§ What this task involves: Reproduce exactly the lines below, starting at the line that contains "What's the underlying" and ending with the last line of the records, both included; leave out any pictures.

§ Data for this exercise:

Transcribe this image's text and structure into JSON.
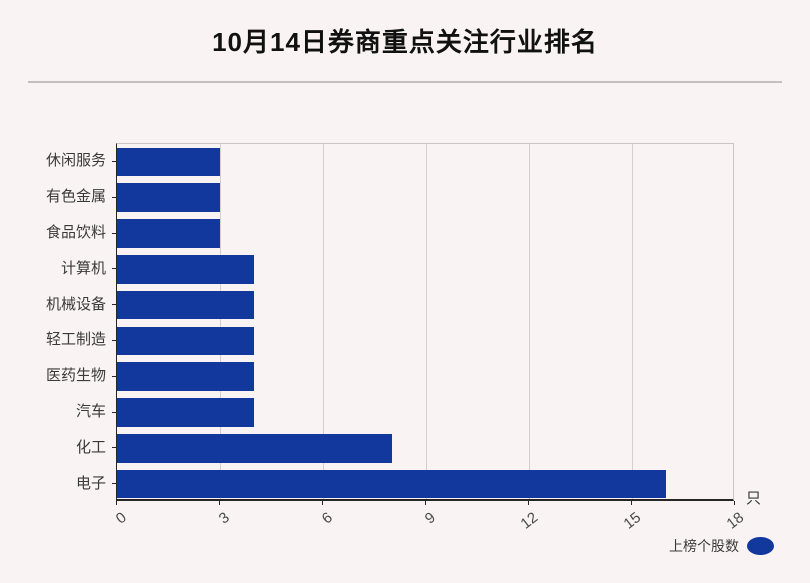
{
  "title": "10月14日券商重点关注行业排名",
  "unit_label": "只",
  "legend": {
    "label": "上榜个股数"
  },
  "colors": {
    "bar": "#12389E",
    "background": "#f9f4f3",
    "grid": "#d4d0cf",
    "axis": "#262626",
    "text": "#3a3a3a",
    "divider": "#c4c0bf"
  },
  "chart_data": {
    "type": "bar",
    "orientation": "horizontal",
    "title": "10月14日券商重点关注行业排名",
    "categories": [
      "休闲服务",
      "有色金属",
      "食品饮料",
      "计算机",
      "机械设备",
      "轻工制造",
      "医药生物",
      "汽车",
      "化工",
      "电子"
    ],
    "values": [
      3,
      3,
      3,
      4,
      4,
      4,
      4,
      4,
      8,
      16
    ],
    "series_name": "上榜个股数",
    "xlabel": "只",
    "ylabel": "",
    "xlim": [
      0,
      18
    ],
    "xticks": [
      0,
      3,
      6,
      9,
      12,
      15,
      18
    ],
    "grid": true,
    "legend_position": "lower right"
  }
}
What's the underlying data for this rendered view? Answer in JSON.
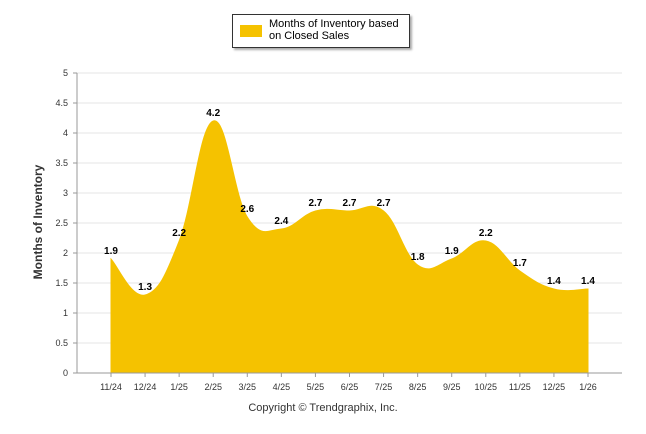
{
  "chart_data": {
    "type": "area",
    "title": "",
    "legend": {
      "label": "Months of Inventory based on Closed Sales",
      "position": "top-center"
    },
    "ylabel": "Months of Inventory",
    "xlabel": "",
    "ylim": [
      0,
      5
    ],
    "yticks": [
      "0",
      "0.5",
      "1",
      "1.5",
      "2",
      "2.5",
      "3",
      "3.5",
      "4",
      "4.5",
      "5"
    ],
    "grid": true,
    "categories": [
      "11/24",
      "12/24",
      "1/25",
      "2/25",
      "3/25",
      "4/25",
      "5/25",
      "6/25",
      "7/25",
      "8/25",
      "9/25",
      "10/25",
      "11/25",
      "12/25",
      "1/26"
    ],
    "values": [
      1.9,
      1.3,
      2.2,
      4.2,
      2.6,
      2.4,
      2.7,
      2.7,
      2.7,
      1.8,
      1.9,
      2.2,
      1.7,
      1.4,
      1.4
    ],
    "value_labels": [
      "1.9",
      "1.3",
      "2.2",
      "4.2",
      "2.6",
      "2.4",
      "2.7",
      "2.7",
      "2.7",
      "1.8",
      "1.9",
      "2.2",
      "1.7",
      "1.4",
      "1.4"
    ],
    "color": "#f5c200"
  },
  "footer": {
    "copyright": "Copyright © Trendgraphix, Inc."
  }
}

§ Output for this task:
What's the underlying data for this rendered view? Answer in JSON.
{
  "chart_data": {
    "type": "area",
    "title": "",
    "legend": {
      "label": "Months of Inventory based on Closed Sales",
      "position": "top-center"
    },
    "ylabel": "Months of Inventory",
    "xlabel": "",
    "ylim": [
      0,
      5
    ],
    "yticks": [
      "0",
      "0.5",
      "1",
      "1.5",
      "2",
      "2.5",
      "3",
      "3.5",
      "4",
      "4.5",
      "5"
    ],
    "grid": true,
    "categories": [
      "11/24",
      "12/24",
      "1/25",
      "2/25",
      "3/25",
      "4/25",
      "5/25",
      "6/25",
      "7/25",
      "8/25",
      "9/25",
      "10/25",
      "11/25",
      "12/25",
      "1/26"
    ],
    "values": [
      1.9,
      1.3,
      2.2,
      4.2,
      2.6,
      2.4,
      2.7,
      2.7,
      2.7,
      1.8,
      1.9,
      2.2,
      1.7,
      1.4,
      1.4
    ],
    "value_labels": [
      "1.9",
      "1.3",
      "2.2",
      "4.2",
      "2.6",
      "2.4",
      "2.7",
      "2.7",
      "2.7",
      "1.8",
      "1.9",
      "2.2",
      "1.7",
      "1.4",
      "1.4"
    ],
    "color": "#f5c200"
  },
  "footer": {
    "copyright": "Copyright © Trendgraphix, Inc."
  }
}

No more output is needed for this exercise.